Task goal =
Select every line holding the word "data" and copy it.

— Start Exercise material —

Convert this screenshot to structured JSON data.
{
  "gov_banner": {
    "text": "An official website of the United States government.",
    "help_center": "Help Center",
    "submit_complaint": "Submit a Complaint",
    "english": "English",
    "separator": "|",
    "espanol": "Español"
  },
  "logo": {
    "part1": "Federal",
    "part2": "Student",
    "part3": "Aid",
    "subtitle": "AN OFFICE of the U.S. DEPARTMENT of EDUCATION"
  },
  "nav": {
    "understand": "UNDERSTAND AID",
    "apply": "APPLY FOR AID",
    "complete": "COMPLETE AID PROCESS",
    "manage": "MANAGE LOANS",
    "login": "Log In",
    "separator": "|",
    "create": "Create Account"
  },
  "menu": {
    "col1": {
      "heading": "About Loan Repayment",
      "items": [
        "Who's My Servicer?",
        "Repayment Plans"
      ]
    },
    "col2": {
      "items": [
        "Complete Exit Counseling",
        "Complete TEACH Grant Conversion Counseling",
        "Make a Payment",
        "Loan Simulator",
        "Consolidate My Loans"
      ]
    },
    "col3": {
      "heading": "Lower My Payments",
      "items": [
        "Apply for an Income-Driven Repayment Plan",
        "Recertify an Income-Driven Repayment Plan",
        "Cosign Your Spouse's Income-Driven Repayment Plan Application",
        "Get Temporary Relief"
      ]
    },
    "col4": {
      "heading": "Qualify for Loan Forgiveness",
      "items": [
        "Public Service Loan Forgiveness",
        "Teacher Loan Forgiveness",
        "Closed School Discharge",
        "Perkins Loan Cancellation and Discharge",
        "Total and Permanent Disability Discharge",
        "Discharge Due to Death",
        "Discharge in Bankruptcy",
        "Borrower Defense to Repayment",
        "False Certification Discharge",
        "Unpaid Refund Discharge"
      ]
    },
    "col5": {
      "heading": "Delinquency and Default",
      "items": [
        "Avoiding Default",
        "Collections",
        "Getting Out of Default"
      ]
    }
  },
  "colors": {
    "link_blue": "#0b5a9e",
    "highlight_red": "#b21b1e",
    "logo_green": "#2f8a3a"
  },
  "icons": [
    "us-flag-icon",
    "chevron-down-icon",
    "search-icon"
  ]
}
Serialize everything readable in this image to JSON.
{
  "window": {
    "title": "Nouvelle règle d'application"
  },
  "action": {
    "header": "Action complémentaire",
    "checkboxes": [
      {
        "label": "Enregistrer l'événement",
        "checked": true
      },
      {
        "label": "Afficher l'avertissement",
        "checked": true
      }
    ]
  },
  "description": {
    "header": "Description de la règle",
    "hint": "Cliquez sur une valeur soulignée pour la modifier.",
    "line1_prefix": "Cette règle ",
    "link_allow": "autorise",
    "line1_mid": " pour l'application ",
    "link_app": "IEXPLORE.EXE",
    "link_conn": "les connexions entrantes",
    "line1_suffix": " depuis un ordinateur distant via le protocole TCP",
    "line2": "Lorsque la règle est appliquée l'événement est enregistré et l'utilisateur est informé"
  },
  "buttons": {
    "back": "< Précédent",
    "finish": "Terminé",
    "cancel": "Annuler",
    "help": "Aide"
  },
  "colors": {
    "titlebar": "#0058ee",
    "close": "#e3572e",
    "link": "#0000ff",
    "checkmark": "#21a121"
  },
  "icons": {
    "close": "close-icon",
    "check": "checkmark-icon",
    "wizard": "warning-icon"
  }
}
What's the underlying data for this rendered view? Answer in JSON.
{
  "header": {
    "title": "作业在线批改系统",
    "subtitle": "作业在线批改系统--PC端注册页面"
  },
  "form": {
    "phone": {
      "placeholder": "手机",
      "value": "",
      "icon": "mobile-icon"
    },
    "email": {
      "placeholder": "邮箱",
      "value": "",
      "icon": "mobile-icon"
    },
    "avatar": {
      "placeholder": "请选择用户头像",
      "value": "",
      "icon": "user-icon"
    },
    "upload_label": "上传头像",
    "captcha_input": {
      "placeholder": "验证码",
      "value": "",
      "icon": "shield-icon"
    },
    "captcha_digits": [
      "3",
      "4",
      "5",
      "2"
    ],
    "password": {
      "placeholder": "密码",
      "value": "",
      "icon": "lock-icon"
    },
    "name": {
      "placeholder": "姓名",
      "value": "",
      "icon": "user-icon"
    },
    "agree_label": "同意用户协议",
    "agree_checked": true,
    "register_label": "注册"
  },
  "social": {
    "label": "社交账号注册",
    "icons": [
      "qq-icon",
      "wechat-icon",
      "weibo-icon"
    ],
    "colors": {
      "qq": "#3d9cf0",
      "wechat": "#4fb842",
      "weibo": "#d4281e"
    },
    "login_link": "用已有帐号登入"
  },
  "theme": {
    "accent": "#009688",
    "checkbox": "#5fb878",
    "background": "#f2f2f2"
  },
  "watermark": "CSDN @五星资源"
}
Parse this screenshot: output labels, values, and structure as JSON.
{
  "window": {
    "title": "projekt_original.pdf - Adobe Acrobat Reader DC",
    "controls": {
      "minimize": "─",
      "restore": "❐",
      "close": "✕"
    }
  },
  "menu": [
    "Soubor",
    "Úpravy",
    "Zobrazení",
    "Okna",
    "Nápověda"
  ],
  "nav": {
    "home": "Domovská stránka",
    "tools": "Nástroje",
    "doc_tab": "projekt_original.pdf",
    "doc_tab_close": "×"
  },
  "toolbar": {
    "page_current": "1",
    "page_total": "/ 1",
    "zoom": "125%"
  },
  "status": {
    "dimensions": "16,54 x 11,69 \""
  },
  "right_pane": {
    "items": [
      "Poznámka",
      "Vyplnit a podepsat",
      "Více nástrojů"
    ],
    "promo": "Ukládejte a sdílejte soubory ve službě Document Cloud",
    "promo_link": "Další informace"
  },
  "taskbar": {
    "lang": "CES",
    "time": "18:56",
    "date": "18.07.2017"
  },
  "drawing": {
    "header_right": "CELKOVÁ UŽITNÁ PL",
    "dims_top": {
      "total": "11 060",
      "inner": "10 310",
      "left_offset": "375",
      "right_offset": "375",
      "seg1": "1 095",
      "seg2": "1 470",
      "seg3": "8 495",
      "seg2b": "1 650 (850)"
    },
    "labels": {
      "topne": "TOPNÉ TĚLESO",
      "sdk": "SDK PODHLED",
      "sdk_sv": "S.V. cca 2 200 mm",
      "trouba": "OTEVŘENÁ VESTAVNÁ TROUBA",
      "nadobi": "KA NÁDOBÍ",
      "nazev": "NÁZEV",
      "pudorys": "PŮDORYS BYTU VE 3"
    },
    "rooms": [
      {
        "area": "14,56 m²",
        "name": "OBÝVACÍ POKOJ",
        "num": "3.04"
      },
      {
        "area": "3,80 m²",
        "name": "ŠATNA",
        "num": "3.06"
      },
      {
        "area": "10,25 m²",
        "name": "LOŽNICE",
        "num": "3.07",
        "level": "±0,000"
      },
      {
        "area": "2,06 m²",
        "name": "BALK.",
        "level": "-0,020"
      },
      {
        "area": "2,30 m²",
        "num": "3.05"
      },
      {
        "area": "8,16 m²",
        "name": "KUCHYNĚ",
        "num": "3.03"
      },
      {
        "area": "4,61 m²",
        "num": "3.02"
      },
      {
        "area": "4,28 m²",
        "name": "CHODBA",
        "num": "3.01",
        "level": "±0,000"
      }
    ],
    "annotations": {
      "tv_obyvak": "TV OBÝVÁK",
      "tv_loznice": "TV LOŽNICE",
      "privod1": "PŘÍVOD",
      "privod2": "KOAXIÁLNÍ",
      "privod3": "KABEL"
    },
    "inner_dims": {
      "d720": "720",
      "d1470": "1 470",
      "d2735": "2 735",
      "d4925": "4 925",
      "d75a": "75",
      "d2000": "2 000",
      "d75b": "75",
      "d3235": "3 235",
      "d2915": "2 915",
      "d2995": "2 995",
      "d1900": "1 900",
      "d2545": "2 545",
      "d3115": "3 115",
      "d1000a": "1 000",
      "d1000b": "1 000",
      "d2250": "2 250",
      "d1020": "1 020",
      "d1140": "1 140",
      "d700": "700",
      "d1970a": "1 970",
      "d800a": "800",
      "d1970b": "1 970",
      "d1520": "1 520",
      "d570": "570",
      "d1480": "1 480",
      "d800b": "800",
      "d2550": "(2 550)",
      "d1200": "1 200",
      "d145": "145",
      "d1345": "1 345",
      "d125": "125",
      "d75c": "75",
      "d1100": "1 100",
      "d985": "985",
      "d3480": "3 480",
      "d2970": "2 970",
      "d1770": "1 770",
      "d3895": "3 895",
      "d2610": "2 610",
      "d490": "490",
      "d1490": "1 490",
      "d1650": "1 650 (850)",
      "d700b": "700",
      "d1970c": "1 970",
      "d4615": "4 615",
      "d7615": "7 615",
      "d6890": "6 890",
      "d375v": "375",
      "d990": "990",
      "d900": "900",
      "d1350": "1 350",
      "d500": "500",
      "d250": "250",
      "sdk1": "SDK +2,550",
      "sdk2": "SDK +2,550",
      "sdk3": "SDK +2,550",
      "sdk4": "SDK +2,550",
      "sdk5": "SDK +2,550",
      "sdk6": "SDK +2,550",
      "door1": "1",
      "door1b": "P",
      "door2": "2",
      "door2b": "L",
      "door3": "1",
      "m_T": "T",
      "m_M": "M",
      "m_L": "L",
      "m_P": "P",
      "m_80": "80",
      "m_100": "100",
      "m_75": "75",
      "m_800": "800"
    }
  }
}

— End Exercise material —

Response to this task =
Convert this screenshot to structured JSON data.
What's the underlying data for this rendered view? Answer in JSON.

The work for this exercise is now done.